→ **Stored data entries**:

* start *

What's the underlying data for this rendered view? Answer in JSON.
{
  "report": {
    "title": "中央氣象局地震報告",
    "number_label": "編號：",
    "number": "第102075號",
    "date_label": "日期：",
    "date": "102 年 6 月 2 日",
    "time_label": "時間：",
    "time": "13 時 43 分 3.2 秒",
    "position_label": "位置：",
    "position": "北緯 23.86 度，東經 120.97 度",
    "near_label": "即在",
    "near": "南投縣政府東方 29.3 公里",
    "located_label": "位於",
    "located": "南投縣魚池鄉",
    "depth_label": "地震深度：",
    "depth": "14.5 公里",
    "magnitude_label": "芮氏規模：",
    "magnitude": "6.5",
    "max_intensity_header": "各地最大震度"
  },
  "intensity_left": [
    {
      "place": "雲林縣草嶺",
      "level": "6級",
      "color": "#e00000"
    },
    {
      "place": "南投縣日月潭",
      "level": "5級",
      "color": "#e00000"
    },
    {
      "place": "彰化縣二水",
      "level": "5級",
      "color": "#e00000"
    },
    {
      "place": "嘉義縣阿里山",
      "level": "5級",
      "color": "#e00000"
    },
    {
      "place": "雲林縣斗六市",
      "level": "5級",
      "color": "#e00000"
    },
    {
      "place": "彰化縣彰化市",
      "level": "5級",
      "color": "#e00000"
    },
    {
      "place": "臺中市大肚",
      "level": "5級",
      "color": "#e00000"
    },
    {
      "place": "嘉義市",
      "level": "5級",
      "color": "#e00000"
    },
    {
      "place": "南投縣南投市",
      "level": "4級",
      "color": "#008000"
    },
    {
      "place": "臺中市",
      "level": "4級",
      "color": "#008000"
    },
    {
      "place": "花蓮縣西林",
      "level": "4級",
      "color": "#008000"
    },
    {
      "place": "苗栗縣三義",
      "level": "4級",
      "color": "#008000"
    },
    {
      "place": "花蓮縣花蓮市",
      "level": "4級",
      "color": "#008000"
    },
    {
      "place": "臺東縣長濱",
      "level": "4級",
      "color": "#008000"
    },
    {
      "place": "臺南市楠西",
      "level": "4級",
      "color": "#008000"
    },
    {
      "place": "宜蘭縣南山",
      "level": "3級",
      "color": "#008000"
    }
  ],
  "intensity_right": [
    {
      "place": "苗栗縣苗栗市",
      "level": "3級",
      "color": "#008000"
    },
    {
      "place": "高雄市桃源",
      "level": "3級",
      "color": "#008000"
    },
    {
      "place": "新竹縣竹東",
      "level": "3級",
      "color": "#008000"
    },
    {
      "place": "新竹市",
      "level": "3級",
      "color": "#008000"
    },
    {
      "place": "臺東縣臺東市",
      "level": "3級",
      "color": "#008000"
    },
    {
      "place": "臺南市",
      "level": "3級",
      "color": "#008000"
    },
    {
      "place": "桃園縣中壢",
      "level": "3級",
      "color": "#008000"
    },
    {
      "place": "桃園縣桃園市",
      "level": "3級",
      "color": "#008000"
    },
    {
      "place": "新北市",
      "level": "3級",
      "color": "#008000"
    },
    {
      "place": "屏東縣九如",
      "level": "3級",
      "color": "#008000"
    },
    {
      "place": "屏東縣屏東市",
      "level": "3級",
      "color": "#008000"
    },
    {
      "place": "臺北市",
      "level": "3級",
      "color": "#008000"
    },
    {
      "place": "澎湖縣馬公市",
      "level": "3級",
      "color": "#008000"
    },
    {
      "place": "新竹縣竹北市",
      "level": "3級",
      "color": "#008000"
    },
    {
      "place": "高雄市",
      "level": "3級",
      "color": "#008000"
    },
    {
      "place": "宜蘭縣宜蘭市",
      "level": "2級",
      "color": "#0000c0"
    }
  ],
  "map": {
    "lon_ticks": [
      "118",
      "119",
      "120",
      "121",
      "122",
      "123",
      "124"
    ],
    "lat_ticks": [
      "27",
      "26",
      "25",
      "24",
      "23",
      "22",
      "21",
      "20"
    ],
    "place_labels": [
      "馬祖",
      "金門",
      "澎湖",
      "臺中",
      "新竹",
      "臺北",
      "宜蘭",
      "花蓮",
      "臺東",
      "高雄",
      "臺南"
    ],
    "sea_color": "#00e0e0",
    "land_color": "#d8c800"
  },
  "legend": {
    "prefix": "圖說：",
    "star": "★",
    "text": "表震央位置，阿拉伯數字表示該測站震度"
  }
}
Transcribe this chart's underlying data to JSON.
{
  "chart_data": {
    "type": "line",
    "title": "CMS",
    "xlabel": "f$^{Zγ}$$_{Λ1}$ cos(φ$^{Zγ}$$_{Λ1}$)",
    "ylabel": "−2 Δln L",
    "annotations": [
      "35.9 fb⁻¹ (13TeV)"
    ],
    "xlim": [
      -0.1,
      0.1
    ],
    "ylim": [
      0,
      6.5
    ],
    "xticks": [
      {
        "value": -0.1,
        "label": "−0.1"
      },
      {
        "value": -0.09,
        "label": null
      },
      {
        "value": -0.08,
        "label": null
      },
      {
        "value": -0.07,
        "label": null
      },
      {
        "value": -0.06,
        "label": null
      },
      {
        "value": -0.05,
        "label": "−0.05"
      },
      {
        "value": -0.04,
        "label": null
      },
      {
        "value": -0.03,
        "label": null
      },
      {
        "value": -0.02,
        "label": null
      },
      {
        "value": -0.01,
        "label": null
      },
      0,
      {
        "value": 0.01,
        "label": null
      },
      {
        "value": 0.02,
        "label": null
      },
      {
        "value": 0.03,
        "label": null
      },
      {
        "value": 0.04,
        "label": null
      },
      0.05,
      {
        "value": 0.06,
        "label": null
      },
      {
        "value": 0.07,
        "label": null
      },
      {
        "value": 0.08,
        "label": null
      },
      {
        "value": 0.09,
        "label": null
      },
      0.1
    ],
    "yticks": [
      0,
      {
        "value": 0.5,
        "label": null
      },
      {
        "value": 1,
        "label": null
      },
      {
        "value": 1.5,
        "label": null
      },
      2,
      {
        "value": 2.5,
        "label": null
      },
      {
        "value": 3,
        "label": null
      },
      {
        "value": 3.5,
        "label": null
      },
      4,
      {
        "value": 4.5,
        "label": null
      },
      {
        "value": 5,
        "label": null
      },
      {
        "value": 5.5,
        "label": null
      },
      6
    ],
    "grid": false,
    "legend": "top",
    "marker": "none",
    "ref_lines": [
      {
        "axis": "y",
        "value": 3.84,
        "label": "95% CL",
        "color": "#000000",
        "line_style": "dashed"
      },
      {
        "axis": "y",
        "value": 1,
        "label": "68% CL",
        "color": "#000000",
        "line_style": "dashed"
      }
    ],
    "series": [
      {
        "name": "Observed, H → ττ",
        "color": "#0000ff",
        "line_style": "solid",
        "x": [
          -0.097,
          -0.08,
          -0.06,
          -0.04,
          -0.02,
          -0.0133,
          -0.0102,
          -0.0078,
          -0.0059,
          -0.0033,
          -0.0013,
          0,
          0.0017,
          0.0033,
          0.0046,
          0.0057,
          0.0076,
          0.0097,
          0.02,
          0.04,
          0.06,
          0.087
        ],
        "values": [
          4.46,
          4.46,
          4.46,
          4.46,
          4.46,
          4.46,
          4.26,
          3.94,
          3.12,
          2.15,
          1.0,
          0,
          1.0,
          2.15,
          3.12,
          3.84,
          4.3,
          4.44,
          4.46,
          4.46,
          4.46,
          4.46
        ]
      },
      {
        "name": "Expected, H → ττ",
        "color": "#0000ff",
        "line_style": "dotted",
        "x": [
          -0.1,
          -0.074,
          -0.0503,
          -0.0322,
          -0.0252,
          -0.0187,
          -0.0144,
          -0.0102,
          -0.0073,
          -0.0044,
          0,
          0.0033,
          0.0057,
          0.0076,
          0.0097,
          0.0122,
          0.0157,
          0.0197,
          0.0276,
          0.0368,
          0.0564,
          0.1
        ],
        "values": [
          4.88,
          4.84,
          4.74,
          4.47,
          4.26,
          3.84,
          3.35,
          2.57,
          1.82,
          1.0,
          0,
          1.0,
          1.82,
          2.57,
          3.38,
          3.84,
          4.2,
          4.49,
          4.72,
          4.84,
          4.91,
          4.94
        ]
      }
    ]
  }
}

* end *

→ **REQUIREMENT**: In the entries above, identify each line that includes the string "underlying", then copy it.

→ **ANSWER TO THIS TASK**:
What's the underlying data for this rendered view? Answer in JSON.
Transcribe this chart's underlying data to JSON.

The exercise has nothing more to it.